GIVEN TASK
Will you print the material below without altering a single character?

[Start of EXCERPTED DATA]

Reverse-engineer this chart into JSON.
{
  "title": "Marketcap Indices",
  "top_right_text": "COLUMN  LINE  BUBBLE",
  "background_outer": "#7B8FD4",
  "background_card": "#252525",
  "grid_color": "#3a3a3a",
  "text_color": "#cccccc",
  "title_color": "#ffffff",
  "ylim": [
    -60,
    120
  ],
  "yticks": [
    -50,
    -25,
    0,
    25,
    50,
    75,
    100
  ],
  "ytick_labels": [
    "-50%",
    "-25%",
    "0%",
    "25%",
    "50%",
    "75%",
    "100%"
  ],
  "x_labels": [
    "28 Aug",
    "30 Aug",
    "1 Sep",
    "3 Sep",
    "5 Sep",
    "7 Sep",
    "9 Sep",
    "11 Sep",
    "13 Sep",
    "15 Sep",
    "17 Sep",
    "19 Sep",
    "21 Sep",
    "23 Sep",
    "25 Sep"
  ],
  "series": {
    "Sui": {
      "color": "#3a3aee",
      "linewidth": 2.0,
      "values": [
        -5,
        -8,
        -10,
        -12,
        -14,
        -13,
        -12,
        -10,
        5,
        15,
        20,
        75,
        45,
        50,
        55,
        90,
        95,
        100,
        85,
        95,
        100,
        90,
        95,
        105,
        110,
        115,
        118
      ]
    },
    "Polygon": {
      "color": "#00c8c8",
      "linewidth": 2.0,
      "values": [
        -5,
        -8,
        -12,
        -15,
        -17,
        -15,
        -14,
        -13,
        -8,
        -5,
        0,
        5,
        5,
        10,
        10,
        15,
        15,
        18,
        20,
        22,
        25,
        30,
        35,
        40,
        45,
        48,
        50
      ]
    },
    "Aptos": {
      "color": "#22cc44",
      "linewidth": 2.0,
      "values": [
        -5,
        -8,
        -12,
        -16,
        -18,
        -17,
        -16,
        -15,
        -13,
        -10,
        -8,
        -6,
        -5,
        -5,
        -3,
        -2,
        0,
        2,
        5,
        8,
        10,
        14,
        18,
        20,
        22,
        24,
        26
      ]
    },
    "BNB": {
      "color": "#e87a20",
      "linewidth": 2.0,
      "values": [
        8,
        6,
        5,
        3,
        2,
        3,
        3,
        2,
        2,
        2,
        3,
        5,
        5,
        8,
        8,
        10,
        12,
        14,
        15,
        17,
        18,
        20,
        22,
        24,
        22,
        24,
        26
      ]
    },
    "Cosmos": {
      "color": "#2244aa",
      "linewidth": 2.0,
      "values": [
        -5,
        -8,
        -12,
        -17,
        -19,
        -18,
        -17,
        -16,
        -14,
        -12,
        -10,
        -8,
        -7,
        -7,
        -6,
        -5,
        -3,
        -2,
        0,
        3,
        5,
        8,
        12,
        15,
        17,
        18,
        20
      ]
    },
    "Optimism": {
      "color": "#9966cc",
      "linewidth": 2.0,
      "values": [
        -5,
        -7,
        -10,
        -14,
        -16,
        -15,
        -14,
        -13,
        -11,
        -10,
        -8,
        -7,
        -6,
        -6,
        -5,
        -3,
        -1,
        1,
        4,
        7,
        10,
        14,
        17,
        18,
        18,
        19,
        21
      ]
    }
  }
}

[End of EXCERPTED DATA]

RESULT OF THE TASK
Reverse-engineer this chart into JSON.
{
  "title": "Marketcap Indices",
  "top_right_text": "COLUMN  LINE  BUBBLE",
  "background_outer": "#7B8FD4",
  "background_card": "#252525",
  "grid_color": "#3a3a3a",
  "text_color": "#cccccc",
  "title_color": "#ffffff",
  "ylim": [
    -60,
    120
  ],
  "yticks": [
    -50,
    -25,
    0,
    25,
    50,
    75,
    100
  ],
  "ytick_labels": [
    "-50%",
    "-25%",
    "0%",
    "25%",
    "50%",
    "75%",
    "100%"
  ],
  "x_labels": [
    "28 Aug",
    "30 Aug",
    "1 Sep",
    "3 Sep",
    "5 Sep",
    "7 Sep",
    "9 Sep",
    "11 Sep",
    "13 Sep",
    "15 Sep",
    "17 Sep",
    "19 Sep",
    "21 Sep",
    "23 Sep",
    "25 Sep"
  ],
  "series": {
    "Sui": {
      "color": "#3a3aee",
      "linewidth": 2.0,
      "values": [
        -5,
        -8,
        -10,
        -12,
        -14,
        -13,
        -12,
        -10,
        5,
        15,
        20,
        75,
        45,
        50,
        55,
        90,
        95,
        100,
        85,
        95,
        100,
        90,
        95,
        105,
        110,
        115,
        118
      ]
    },
    "Polygon": {
      "color": "#00c8c8",
      "linewidth": 2.0,
      "values": [
        -5,
        -8,
        -12,
        -15,
        -17,
        -15,
        -14,
        -13,
        -8,
        -5,
        0,
        5,
        5,
        10,
        10,
        15,
        15,
        18,
        20,
        22,
        25,
        30,
        35,
        40,
        45,
        48,
        50
      ]
    },
    "Aptos": {
      "color": "#22cc44",
      "linewidth": 2.0,
      "values": [
        -5,
        -8,
        -12,
        -16,
        -18,
        -17,
        -16,
        -15,
        -13,
        -10,
        -8,
        -6,
        -5,
        -5,
        -3,
        -2,
        0,
        2,
        5,
        8,
        10,
        14,
        18,
        20,
        22,
        24,
        26
      ]
    },
    "BNB": {
      "color": "#e87a20",
      "linewidth": 2.0,
      "values": [
        8,
        6,
        5,
        3,
        2,
        3,
        3,
        2,
        2,
        2,
        3,
        5,
        5,
        8,
        8,
        10,
        12,
        14,
        15,
        17,
        18,
        20,
        22,
        24,
        22,
        24,
        26
      ]
    },
    "Cosmos": {
      "color": "#2244aa",
      "linewidth": 2.0,
      "values": [
        -5,
        -8,
        -12,
        -17,
        -19,
        -18,
        -17,
        -16,
        -14,
        -12,
        -10,
        -8,
        -7,
        -7,
        -6,
        -5,
        -3,
        -2,
        0,
        3,
        5,
        8,
        12,
        15,
        17,
        18,
        20
      ]
    },
    "Optimism": {
      "color": "#9966cc",
      "linewidth": 2.0,
      "values": [
        -5,
        -7,
        -10,
        -14,
        -16,
        -15,
        -14,
        -13,
        -11,
        -10,
        -8,
        -7,
        -6,
        -6,
        -5,
        -3,
        -1,
        1,
        4,
        7,
        10,
        14,
        17,
        18,
        18,
        19,
        21
      ]
    }
  }
}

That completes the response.